- **EXERCISE DETAILS**: Repeat every item below word for word, but substitute "image" for each "screenshot" and omit the pictures.

- **DATA TO USE**:
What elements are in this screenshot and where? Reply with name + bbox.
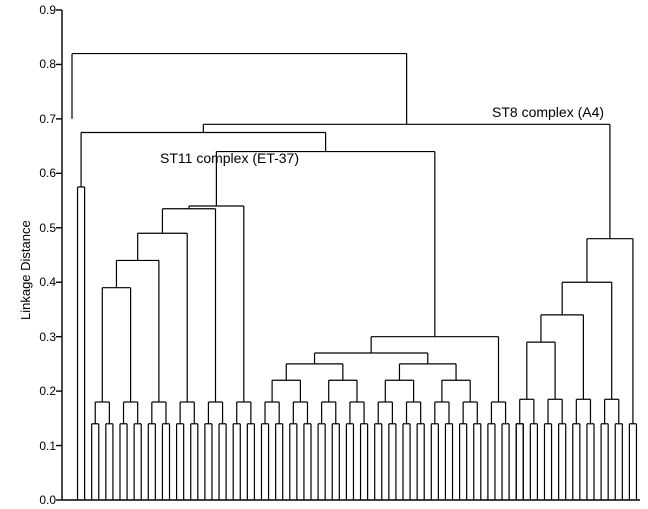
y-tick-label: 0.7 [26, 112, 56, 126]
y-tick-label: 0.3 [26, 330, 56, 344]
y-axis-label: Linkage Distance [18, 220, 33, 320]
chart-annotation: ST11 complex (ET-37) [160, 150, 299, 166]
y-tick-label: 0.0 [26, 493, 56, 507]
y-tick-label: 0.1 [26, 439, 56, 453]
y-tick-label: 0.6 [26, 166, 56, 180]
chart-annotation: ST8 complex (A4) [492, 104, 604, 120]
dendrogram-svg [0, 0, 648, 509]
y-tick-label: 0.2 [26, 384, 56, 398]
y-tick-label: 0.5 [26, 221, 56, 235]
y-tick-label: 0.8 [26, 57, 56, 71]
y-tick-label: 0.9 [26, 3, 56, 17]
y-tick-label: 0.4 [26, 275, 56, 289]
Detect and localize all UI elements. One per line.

- **FINAL ANSWER**:
What elements are in this image and where? Reply with name + bbox.
y-tick-label: 0.7 [26, 112, 56, 126]
y-tick-label: 0.3 [26, 330, 56, 344]
y-axis-label: Linkage Distance [18, 220, 33, 320]
chart-annotation: ST11 complex (ET-37) [160, 150, 299, 166]
y-tick-label: 0.0 [26, 493, 56, 507]
y-tick-label: 0.1 [26, 439, 56, 453]
y-tick-label: 0.6 [26, 166, 56, 180]
chart-annotation: ST8 complex (A4) [492, 104, 604, 120]
dendrogram-svg [0, 0, 648, 509]
y-tick-label: 0.2 [26, 384, 56, 398]
y-tick-label: 0.5 [26, 221, 56, 235]
y-tick-label: 0.8 [26, 57, 56, 71]
y-tick-label: 0.9 [26, 3, 56, 17]
y-tick-label: 0.4 [26, 275, 56, 289]
Detect and localize all UI elements. One per line.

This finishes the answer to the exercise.